*Aufgabenstellung:*
**1)** Beantworten Sie anhand des Textausschnitts über Sexting die folgenden Fragen:
(a) In welchem Jahr entstand der Essay?
(b) Gegen wie viele Minderjährige hat die Jugendanwaltschaft des Kantons Zürich in den vergangenen drei Jahren Strafverfahren eröffnet?
(c) Aus welchem Ort stammt der Mann, von dem die 14-jährige Finnin Nacktfotos erhielt?
**2)** Schreiben Sie aus dem Textausschnitt über Sexting eine Passage wortgetreu ab. Beginnen Sie bei den Worten „Brisant ist das“ und hören Sie nach „sich das Leben.“ auf.

*Textausschnitt:*
Kamera im Kinderzimmer

Der folgende Essay entstand 2013, als das sogenannte Sexting in den Medien noch kaum Thema war. Beim Sexting werden Nacktfotos oder Videos per Handy oder Computer an Drittpersonen verschickt – inzwischen auch unter Minderjährigen. So hat die Jugendanwaltschaft des Kantons Zürich in den vergangenen drei Jahren Strafverfahren gegen 54 Minderjährige eröffnet, 34 Buben und 20 Mädchen. Wie der „Tages-Anzeiger“ Mitte November berichtete, war mehr als die Hälfte der Beschuldigten noch keine 15 Jahre alt …

Brisant ist das Thema auch wegen des Suizids einer 14-jährigen Finnin 2017. Das Mädchen hatte über Monate hinweg Nacktfotos eines heute 30-Jährigen aus Uster (Kanton Zürich) erhalten, der irgendwann dasselbe von ihr verlangte. Als der Mann in Besitz dieser Bilder war, stellte er sie gegen ihren Willen auf ein Porno-Portal und drohte damit, die Fotos an Eltern und Freunde zu schicken, sollte sie den Kontakt abbrechen oder keine weiteren Bilder mehr schicken. Drei Monate nach dem letzten Kontakt nahm sie sich das Leben.

*Gegebene Daten:*
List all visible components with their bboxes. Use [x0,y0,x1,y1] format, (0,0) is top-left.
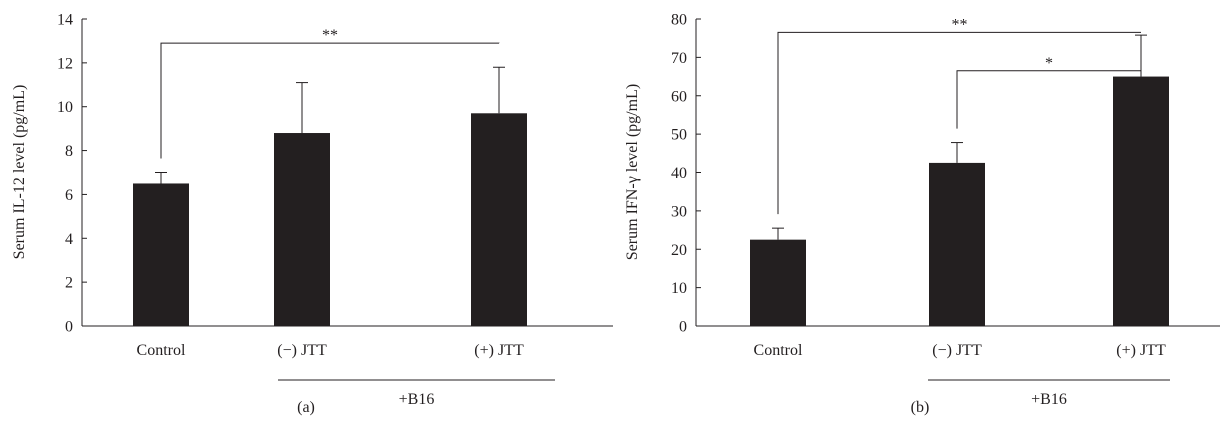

*Lösungen je Aufgabe:*
**1)**
(a) 2013
(b) Gegen 54 Minderjährige, 34 Buben und 20 Mädchen.
(c) Aus Uster im Kanton Zürich.

**2)**
Brisant ist das Thema auch wegen des Suizids einer 14-jährigen Finnin 2017. Das Mädchen hatte über Monate hinweg Nacktfotos eines heute 30-Jährigen aus Uster (Kanton Zürich) erhalten, der irgendwann dasselbe von ihr verlangte. Als der Mann in Besitz dieser Bilder war, stellte er sie gegen ihren Willen auf ein Porno-Portal und drohte damit, die Fotos an Eltern und Freunde zu schicken, sollte sie den Kontakt abbrechen oder keine weiteren Bilder mehr schicken. Drei Monate nach dem letzten Kontakt nahm sie sich das Leben.